* _Stated task_:
Take the line containing "Output the underlying" through the last line of the data and retype those lines exactly. Pictures do not belong in the copy.

* _Stored entries_:
○ ○ ○ ○ ○
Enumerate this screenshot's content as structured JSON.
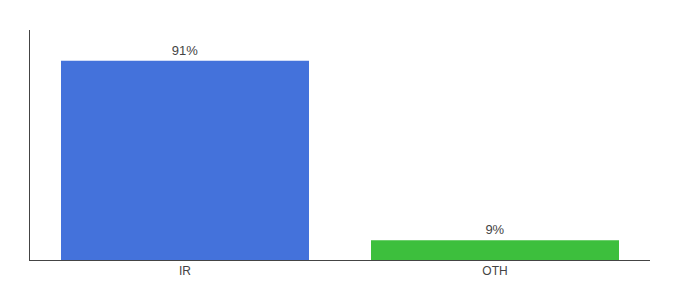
{
  "chart_data": {
    "type": "bar",
    "categories": [
      "IR",
      "OTH"
    ],
    "values": [
      91,
      9
    ],
    "colors": [
      "#4472db",
      "#3dbf3d"
    ],
    "value_labels": [
      "91%",
      "9%"
    ],
    "data_labels": true,
    "ylim": [
      0,
      105
    ],
    "tick_labels": "x",
    "grid": false
  }
}
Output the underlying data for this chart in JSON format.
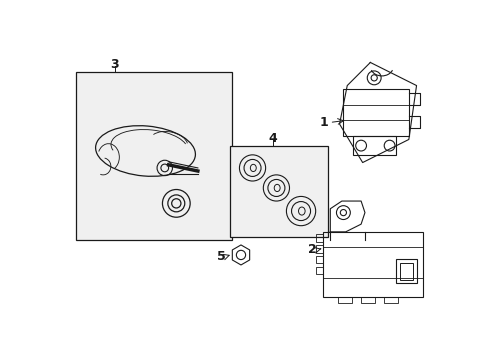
{
  "bg_color": "#ffffff",
  "line_color": "#1a1a1a",
  "box_bg": "#f0f0f0",
  "label1": "1",
  "label2": "2",
  "label3": "3",
  "label4": "4",
  "label5": "5"
}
○ ○ ○ ○ ○
* _Response to the task_:
Output the underlying data for this chart in JSON format.
{
  "bg_color": "#ffffff",
  "line_color": "#1a1a1a",
  "box_bg": "#f0f0f0",
  "label1": "1",
  "label2": "2",
  "label3": "3",
  "label4": "4",
  "label5": "5"
}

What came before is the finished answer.